Please find all lines in the data that hold the string "JSON" and copy them.

» **Stored records**:
------------------------------
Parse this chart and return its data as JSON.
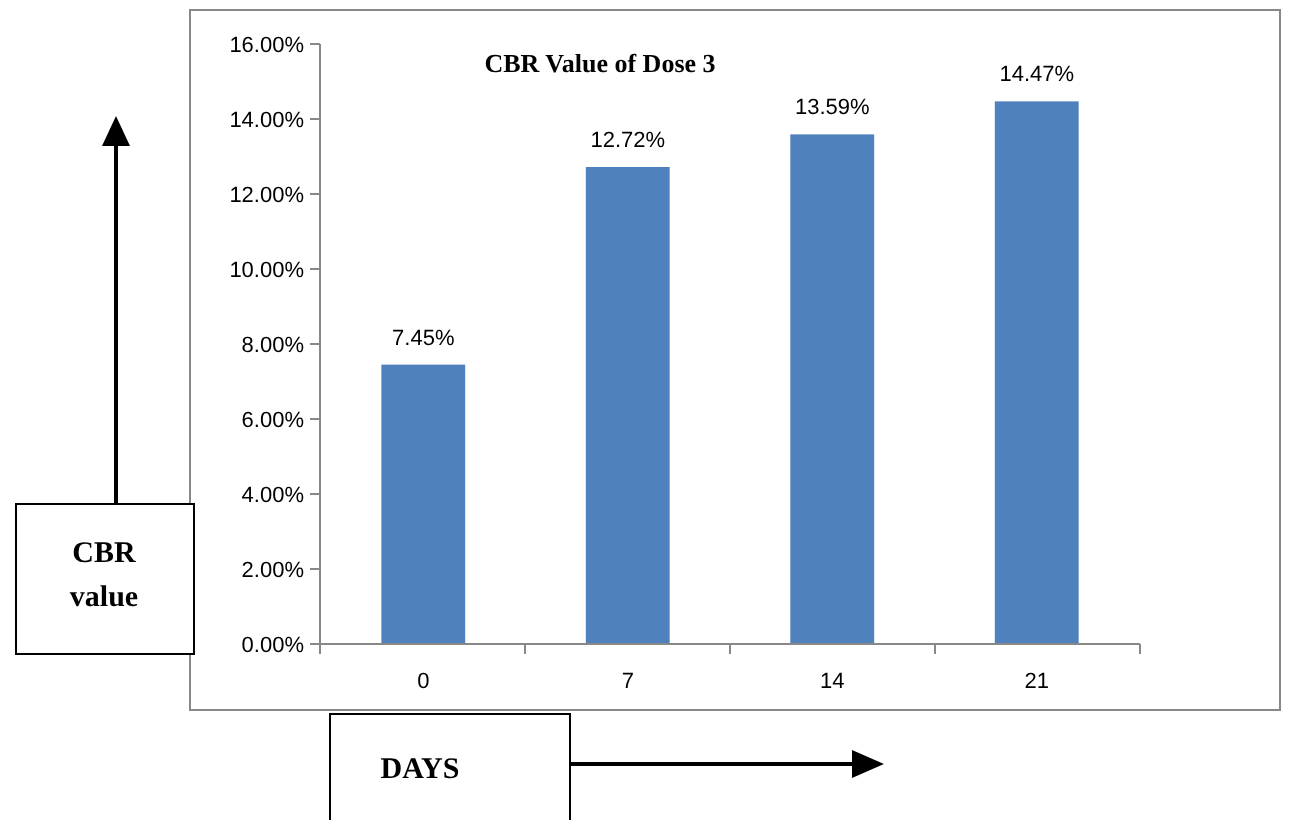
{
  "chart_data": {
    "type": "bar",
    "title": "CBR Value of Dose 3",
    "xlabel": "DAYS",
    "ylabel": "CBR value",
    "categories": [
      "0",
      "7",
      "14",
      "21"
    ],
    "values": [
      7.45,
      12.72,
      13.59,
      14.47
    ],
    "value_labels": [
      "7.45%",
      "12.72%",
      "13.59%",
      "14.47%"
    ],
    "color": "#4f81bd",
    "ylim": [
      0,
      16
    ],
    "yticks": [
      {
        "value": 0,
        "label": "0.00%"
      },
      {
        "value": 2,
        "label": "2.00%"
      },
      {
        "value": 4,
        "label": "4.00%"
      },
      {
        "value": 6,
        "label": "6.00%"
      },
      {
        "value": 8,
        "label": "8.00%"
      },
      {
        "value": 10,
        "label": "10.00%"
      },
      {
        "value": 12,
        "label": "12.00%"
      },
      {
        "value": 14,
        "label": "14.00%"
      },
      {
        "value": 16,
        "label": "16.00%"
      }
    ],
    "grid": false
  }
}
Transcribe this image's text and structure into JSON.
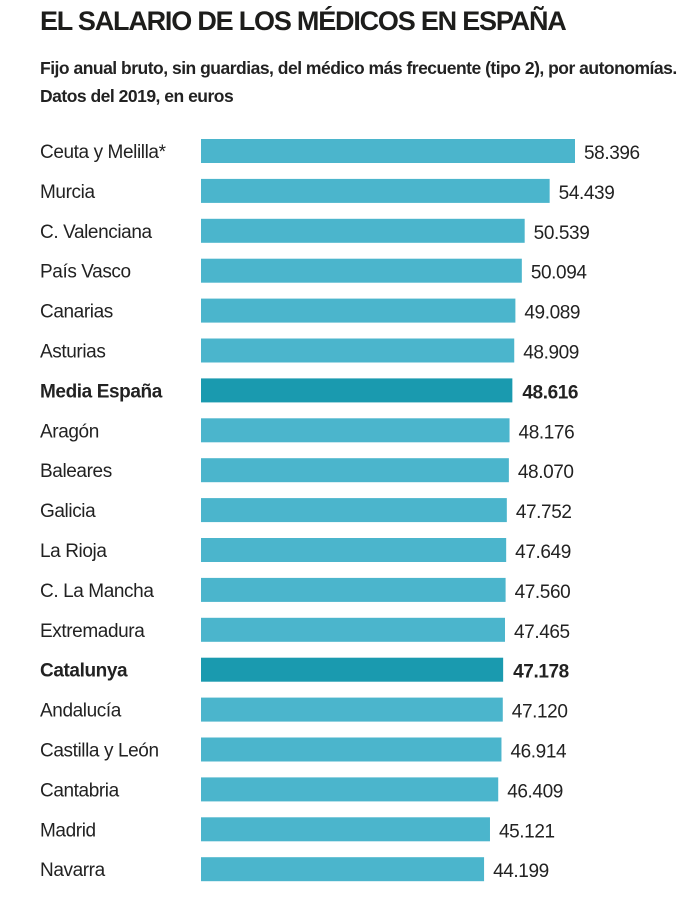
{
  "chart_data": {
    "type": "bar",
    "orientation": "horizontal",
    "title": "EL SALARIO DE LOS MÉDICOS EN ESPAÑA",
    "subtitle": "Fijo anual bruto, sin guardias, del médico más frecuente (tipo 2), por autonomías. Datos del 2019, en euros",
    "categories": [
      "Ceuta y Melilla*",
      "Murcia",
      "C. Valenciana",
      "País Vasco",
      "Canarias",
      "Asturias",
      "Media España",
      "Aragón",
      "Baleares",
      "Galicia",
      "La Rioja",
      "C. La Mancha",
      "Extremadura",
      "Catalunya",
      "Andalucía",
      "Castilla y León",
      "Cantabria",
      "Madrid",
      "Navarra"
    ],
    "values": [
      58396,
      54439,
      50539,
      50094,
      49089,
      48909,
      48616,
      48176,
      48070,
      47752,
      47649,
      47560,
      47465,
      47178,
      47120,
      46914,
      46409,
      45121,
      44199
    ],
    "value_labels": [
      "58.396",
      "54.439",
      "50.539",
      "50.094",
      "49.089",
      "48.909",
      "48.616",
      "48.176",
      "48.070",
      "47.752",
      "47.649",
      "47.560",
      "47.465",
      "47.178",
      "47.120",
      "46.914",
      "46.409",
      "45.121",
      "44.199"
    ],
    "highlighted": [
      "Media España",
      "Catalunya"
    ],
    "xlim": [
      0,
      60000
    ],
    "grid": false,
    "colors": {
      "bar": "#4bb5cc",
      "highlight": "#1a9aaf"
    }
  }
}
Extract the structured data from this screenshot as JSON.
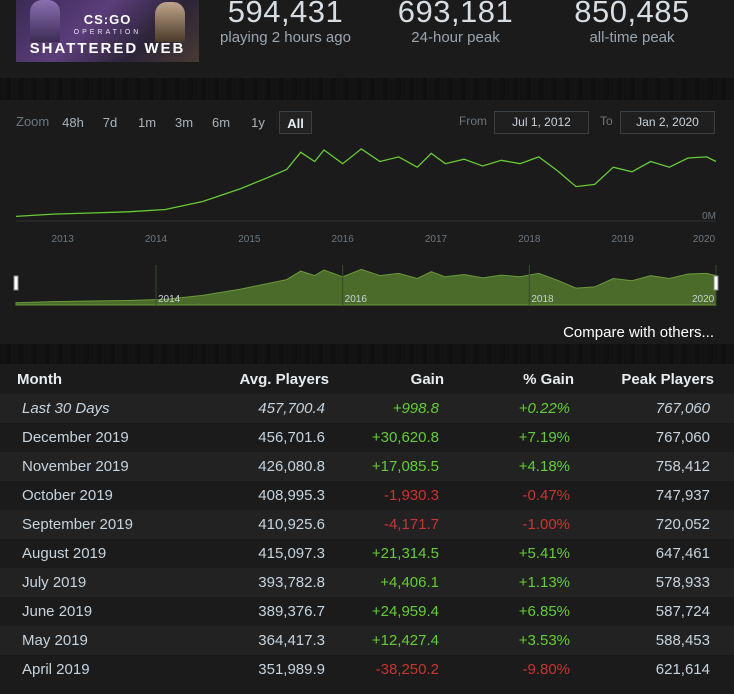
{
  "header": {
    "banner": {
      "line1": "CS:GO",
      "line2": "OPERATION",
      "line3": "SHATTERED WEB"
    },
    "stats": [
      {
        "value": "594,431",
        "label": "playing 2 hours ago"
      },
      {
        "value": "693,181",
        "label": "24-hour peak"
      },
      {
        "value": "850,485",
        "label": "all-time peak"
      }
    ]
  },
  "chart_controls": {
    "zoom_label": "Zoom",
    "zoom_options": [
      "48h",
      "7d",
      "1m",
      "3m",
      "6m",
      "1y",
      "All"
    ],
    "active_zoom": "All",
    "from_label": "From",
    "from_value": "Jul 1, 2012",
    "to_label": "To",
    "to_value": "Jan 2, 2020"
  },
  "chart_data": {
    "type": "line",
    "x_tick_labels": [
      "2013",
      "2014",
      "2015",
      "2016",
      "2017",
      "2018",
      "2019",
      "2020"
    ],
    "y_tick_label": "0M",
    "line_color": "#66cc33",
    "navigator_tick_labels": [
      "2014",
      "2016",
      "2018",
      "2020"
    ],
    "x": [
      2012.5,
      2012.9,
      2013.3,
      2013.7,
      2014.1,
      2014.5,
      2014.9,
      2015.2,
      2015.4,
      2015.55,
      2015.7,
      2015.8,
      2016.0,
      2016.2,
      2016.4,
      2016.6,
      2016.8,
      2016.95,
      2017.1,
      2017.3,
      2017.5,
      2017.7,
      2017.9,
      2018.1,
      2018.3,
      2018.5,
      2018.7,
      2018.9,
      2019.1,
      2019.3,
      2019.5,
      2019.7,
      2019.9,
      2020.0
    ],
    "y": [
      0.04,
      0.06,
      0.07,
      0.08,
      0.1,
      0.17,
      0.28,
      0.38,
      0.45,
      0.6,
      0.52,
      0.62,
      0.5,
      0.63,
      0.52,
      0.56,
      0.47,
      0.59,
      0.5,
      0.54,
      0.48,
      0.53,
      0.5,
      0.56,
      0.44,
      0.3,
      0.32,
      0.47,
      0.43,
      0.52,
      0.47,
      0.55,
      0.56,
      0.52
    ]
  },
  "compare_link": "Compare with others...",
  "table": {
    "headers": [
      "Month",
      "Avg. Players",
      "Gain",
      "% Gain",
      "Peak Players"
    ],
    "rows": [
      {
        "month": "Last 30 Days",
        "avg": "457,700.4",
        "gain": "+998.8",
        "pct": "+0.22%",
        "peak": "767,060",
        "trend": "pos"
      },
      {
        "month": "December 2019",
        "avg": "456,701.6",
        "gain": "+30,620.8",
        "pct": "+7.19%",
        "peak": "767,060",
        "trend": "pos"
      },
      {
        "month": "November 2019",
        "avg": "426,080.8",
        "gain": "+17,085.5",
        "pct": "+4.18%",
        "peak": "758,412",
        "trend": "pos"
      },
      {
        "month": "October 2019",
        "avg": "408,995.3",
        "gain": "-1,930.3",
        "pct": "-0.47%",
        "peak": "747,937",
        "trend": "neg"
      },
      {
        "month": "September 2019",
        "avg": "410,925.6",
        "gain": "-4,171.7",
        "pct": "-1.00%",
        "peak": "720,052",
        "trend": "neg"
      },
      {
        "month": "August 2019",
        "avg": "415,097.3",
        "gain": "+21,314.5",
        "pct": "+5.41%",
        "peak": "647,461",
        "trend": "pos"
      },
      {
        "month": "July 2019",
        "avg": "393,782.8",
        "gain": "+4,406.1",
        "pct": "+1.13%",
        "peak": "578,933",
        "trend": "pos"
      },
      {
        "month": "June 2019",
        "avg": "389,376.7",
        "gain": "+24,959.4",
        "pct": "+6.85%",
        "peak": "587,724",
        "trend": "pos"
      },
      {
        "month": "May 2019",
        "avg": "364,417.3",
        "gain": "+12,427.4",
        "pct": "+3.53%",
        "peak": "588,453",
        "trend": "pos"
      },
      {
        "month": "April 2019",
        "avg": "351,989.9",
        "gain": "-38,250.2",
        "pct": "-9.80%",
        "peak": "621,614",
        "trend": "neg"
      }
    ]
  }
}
------------------------------
» **The completed task**:
Parse this chart and return its data as JSON.
Transcribe this image's text and structure into JSON.
Extract the structured data from this screenshot as JSON.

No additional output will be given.